● Instructions for the task: Read the entries below and pull out each line with the string "Utility".

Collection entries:
::::
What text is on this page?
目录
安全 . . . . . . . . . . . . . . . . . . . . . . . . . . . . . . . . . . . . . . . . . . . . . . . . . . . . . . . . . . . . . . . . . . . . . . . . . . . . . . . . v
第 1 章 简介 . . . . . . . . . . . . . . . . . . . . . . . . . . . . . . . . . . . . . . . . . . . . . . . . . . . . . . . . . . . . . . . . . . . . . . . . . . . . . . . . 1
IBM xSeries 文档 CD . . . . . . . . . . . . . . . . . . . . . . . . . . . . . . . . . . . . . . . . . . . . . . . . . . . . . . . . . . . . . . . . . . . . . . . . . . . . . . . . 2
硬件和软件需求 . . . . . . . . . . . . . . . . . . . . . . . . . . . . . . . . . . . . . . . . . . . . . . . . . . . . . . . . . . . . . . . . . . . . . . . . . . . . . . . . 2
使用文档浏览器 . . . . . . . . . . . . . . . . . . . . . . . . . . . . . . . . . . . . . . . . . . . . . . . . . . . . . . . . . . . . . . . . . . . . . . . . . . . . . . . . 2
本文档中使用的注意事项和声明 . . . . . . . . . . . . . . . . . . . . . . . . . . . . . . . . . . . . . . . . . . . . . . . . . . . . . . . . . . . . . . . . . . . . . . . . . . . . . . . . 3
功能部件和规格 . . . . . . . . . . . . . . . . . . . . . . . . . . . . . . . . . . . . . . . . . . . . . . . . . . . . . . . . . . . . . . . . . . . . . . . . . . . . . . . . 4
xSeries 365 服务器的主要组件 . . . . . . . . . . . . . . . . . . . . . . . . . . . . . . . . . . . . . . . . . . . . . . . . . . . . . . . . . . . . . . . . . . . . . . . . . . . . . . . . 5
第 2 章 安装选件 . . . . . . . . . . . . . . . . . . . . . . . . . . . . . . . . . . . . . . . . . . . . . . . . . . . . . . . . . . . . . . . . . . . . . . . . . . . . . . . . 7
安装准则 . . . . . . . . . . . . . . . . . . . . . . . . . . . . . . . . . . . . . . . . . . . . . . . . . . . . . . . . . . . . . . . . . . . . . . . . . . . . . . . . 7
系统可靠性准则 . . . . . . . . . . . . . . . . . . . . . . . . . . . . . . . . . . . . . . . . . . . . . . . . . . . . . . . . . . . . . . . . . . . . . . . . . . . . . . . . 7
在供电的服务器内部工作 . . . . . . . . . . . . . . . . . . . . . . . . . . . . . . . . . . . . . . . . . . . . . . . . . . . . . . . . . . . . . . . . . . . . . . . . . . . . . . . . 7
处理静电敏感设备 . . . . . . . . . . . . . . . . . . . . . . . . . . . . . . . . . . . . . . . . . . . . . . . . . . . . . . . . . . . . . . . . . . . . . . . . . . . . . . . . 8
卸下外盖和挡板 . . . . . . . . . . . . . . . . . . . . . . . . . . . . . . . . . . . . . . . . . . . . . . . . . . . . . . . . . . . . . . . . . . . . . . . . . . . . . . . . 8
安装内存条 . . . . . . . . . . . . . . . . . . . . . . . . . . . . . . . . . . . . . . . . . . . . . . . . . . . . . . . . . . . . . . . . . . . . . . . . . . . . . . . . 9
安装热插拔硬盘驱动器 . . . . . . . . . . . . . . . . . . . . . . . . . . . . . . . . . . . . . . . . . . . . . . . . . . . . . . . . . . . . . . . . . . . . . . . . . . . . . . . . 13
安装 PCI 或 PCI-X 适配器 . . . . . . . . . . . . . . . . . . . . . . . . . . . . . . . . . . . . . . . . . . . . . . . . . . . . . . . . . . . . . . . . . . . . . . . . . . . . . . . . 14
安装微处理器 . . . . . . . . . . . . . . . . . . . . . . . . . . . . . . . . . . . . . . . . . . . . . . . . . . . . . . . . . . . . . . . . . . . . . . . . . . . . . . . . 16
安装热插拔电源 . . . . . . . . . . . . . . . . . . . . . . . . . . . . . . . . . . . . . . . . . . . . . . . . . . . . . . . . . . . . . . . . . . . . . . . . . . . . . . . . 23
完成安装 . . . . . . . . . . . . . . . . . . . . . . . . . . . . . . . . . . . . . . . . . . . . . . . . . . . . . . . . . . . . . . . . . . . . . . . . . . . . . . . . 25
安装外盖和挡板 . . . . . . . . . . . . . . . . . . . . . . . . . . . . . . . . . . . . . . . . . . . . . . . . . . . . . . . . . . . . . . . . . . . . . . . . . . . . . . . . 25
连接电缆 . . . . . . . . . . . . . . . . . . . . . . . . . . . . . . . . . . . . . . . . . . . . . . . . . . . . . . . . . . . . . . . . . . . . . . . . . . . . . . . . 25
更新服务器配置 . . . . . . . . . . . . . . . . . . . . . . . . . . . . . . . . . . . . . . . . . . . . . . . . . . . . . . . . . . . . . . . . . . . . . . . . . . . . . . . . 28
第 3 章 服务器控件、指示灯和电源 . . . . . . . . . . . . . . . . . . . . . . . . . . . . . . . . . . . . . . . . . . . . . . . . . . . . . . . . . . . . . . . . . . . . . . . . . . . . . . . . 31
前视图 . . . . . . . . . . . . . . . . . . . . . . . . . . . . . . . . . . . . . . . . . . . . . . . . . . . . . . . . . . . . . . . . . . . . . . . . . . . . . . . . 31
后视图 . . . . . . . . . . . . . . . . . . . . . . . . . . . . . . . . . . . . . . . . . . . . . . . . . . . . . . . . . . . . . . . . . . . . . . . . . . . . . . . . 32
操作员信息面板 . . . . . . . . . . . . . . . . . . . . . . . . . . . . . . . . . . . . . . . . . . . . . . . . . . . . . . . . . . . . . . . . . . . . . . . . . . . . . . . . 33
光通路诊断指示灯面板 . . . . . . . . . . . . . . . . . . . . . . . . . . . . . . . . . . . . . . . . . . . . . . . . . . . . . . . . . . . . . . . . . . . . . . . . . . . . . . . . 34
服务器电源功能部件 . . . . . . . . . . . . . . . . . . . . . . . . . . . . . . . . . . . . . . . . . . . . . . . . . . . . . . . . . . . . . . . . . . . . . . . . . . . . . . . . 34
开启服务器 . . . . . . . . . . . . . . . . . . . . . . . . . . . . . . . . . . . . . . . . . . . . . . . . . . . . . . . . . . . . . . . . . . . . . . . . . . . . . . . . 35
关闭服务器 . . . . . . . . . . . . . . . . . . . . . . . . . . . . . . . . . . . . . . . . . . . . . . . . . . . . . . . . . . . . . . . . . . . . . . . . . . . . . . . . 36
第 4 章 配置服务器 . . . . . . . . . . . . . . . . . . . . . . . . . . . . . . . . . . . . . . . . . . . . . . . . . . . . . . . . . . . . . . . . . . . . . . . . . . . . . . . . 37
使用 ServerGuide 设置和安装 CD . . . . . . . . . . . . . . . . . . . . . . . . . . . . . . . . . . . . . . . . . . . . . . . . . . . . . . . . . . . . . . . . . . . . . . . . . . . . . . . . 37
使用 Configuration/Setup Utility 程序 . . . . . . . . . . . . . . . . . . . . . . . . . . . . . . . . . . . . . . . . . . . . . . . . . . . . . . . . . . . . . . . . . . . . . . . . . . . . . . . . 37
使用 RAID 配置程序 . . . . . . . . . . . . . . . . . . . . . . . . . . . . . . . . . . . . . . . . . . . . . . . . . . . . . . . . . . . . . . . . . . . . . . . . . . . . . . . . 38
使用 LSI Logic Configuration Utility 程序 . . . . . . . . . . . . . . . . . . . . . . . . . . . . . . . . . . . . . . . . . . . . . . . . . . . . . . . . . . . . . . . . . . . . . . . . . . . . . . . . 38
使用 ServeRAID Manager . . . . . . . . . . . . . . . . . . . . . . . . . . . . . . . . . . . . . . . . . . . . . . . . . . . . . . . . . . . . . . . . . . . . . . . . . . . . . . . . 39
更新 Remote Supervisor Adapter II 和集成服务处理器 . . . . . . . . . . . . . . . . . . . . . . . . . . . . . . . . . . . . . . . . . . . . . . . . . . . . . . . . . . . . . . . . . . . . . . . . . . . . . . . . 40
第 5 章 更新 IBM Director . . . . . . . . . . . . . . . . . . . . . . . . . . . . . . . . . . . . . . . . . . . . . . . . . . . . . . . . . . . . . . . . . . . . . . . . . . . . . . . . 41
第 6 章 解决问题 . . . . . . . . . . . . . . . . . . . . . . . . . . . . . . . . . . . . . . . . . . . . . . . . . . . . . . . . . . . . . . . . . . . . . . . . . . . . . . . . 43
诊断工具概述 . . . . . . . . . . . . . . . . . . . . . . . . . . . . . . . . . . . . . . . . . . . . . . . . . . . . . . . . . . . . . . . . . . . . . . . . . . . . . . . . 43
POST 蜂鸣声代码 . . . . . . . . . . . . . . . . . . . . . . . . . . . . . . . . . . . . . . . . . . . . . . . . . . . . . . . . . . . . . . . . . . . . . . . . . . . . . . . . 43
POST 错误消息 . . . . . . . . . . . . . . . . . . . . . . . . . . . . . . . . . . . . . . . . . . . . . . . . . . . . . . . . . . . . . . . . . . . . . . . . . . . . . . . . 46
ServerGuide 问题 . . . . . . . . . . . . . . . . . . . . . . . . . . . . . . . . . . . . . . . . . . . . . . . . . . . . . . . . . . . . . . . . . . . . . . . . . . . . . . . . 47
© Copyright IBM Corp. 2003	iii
::::
● The result:
使用 Configuration/Setup Utility 程序 . . . . . . . . . . . . . . . . . . . . . . . . . . . . . . . . . . . . . . . . . . . . . . . . . . . . . . . . . . . . . . . . . . . . . . . . . . . . . . . . 37
使用 LSI Logic Configuration Utility 程序 . . . . . . . . . . . . . . . . . . . . . . . . . . . . . . . . . . . . . . . . . . . . . . . . . . . . . . . . . . . . . . . . . . . . . . . . . . . . . . . . 38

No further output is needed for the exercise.